PROBLEM DESCRIPTION |
Condense the paragraph beginning "The Jackson Heart Study is a large" from the pericardial fat study excerpt into a bulleted list of its main facts.

DOCUMENT SEGMENT |
● ● ● ●

Pericardial fat is generally associated with lower lung function and independently associated with a restrictive lung pattern in middle-aged and elderly adults. Further research is needed to fully understand the mechanisms through which pericardial fat contributes to pulmonary anomalies.


Pericardial fat is an active endocrine organ found in the thoracic cavity1 that has paracrine and mechanical effects on neighboring anatomic structures. Pericardial fat has been shown to be associated with cardiac anomalies in left ventricular and right ventricular (RV) structure and function2,3 and coronary and aortic atherosclerosis,4,5 although many of these associations were not independent of visceral fat. Given the close proximity of pericardial fat to the pulmonary outflow tract and lungs, pericardial fat may have similar effects on the lungs. First, epicardial fat deposits6 and pulmonary artery constriction7 have been shown to increase RV end-diastolic pressure. Pericardial fat may compress the pulmonary artery, thereby increasing RV pressure and impairing lung function. Pericardial fat may also compress the vasculature of the lungs and contribute to pulmonary fibrotic processes and lung function impairment. Last, pericardial fat correlates with systemic inflammatory and oxidative stress biomarkers8 that have been shown to be associated with impaired lung function.9

The purpose of the present study was to examine the cross-sectional associations of pericardial fat, abdominal fat, and lung function as measured by spirometry. We hypothesized that higher pericardial fat volumes would be associated with impaired lung function, independent of visceral fat.

Methods and Materials

Study Population

The Jackson Heart Study is a large, population-based observational study evaluating the etiology of cardiovascular, renal, and respiratory diseases. The study design and recruitment protocol have been described previously.10,11 A total of 5,301 participants underwent clinical examinations (2000-2004) including spirometry, provided blood specimens, and completed medical and health histories. Of these participants, 1,414 participants (26.7%) underwent multidetector CT scanning of the chest and abdomen (2007-2009). Participants were excluded for the following reasons: spirometry did not meet American Thoracic Society (ATS) recommendations12 for acceptability of each maneuver and test repeatability (n = 72), inadequate pericardial fat volumes (n = 3), missing adiposity measures (n = 20), and an incomplete covariate profile (n = 26). This left 1,293 participants for analysis. The study protocol (project approval # 1998-6004) was approved by the institutional review boards of the three Jackson Heart Study institutions (Jackson State University, Tougaloo College, and the University of Mississippi Medical Center), and informed consent was obtained from all participants.

● ● ● ●

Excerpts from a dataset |

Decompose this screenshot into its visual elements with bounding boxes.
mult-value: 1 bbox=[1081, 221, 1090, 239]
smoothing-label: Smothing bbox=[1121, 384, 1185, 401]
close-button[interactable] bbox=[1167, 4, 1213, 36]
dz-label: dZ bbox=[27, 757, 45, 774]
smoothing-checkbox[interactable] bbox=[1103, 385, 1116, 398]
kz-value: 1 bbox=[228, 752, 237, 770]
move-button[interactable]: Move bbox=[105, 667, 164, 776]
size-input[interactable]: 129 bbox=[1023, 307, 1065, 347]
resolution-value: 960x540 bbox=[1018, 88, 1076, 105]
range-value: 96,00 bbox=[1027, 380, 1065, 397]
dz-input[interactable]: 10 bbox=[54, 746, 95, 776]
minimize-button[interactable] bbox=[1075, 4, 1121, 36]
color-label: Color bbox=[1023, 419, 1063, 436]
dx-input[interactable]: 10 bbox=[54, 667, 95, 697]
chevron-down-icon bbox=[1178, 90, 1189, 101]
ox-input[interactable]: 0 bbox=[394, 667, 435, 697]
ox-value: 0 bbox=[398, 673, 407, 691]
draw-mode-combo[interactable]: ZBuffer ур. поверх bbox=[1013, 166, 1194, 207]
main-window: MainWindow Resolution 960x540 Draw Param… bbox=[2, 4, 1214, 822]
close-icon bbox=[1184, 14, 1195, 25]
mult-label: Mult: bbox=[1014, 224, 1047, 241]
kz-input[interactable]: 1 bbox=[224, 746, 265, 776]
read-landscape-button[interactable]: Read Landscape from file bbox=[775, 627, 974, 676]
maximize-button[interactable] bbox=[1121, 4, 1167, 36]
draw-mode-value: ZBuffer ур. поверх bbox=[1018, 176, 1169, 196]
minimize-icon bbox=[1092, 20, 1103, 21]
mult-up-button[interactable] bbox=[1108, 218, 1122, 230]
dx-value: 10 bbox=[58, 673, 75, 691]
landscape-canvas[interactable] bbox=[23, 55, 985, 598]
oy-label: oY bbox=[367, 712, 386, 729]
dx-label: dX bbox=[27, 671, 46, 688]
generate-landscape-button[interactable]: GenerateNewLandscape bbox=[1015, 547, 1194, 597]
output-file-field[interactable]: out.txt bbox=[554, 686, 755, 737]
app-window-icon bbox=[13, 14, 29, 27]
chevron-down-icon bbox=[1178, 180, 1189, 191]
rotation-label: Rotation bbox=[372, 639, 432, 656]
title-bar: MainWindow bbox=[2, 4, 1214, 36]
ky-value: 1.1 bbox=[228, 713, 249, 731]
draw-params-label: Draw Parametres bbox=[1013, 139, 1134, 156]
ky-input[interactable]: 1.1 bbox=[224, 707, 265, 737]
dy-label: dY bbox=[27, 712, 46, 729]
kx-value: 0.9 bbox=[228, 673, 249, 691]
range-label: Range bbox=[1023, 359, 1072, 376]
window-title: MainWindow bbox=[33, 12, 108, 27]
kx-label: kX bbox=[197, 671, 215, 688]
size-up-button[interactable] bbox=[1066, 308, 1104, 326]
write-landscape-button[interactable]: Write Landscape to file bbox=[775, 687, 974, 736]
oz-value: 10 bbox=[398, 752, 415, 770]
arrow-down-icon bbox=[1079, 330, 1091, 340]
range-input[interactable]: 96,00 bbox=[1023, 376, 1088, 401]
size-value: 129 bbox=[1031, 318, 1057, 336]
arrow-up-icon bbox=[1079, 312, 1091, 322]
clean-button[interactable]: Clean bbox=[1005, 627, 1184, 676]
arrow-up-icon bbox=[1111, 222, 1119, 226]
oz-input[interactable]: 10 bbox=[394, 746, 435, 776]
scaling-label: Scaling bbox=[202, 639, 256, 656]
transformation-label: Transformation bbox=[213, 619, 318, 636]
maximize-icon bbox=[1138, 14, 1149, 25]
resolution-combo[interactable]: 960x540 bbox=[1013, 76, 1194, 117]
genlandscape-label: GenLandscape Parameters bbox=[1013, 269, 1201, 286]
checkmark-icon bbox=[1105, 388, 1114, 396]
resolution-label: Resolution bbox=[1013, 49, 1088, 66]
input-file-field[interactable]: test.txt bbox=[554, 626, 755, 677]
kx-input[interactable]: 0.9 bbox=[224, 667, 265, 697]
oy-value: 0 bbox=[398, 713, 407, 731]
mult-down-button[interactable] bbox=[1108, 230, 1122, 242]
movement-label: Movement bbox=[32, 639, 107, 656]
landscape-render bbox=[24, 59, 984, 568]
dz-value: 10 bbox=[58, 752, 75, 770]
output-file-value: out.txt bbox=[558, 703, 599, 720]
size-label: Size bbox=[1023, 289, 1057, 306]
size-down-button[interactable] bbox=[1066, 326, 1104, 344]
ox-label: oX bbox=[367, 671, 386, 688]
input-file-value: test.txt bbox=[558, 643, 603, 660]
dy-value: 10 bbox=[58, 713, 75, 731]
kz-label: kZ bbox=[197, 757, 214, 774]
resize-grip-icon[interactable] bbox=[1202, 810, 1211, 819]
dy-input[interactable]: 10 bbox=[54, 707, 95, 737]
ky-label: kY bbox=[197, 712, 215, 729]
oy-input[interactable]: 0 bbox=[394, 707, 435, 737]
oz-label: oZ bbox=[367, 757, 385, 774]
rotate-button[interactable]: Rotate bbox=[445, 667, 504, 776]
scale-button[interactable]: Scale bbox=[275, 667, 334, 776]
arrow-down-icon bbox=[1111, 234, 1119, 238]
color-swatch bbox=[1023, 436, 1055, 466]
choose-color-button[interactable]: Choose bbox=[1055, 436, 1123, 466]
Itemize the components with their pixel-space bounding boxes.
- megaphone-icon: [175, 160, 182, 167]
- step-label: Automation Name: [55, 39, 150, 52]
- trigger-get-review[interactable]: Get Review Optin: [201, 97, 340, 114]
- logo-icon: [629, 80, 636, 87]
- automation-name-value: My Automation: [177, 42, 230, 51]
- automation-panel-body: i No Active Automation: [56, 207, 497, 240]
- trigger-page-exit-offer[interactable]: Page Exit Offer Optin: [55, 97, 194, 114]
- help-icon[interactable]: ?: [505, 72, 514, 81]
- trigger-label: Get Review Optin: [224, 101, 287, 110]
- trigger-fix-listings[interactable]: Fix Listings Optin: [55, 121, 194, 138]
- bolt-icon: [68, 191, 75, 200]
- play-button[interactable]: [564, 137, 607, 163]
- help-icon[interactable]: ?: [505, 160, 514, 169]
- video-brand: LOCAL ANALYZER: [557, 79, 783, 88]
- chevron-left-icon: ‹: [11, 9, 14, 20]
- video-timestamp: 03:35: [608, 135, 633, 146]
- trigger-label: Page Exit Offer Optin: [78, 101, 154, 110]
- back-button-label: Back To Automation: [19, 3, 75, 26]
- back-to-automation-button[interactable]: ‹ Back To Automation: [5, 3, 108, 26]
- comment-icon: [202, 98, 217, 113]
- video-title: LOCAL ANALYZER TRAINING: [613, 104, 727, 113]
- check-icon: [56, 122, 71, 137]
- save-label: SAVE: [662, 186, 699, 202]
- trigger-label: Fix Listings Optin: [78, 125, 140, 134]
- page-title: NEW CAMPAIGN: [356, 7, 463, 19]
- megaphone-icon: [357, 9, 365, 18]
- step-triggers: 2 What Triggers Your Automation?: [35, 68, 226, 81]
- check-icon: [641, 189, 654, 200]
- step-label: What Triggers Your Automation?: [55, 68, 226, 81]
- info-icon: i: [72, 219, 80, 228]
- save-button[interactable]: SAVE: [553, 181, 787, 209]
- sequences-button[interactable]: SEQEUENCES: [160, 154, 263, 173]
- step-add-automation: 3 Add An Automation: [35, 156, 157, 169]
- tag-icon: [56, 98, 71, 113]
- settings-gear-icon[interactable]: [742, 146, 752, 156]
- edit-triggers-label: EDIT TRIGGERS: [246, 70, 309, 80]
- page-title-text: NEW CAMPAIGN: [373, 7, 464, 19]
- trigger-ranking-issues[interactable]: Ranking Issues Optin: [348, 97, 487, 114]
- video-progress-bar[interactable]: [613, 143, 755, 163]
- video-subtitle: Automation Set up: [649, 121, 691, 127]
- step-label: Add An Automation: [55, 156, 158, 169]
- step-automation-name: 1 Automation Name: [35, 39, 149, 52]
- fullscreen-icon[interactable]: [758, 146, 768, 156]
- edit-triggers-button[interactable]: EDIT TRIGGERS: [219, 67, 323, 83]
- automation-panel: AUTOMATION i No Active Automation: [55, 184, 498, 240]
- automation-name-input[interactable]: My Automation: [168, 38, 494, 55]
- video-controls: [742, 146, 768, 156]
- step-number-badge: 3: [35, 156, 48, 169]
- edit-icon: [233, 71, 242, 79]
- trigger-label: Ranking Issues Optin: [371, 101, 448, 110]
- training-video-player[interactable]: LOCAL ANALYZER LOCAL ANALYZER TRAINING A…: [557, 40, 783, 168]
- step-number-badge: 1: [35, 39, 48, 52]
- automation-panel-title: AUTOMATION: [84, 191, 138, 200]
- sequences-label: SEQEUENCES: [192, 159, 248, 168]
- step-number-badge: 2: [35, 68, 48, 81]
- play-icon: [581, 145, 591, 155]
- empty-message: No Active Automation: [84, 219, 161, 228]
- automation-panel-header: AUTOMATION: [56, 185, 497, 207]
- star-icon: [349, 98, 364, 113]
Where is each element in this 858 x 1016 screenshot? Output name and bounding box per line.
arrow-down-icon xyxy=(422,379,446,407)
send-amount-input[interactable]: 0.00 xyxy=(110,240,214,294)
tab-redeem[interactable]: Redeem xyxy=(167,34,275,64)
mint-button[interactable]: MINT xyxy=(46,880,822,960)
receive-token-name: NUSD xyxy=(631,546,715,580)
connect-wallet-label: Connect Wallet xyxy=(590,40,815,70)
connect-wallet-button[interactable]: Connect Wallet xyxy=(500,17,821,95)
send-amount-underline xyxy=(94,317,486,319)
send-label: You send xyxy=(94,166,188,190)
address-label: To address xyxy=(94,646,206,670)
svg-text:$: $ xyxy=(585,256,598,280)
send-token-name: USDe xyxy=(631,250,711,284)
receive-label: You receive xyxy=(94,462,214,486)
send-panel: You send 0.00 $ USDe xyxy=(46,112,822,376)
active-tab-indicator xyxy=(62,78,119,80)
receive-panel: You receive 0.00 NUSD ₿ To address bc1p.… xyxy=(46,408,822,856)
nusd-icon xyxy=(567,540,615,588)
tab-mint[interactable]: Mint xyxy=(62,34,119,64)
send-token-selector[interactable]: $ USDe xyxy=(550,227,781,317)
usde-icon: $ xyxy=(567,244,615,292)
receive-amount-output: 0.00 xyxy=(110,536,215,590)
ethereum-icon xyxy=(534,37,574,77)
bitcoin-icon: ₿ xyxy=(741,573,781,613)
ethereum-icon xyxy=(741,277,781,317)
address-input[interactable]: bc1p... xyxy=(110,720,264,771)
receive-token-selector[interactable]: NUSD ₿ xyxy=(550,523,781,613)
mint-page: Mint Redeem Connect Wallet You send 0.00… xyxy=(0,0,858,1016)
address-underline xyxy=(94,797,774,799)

● ● ● ●

ANSWER BELOW |
- The Jackson Heart Study is a large, population-based observational study of the etiology of cardiovascular, renal, and respiratory diseases.
- 5,301 participants had clinical examinations, including spirometry, in 2000–2004. They also gave blood specimens and completed medical and health histories.
- 1,414 of them (26.7%) had multidetector CT scans of the chest and abdomen in 2007–2009.
- Exclusions:
  - spirometry not meeting ATS acceptability and repeatability recommendations (n = 72)
  - inadequate pericardial fat volumes (n = 3)
  - missing adiposity measures (n = 20)
  - incomplete covariate profile (n = 26)
- 1,293 participants remained for analysis.
- The institutional review boards of Jackson State University, Tougaloo College, and the University of Mississippi Medical Center approved the protocol (project approval # 1998-6004).
- All participants gave informed consent.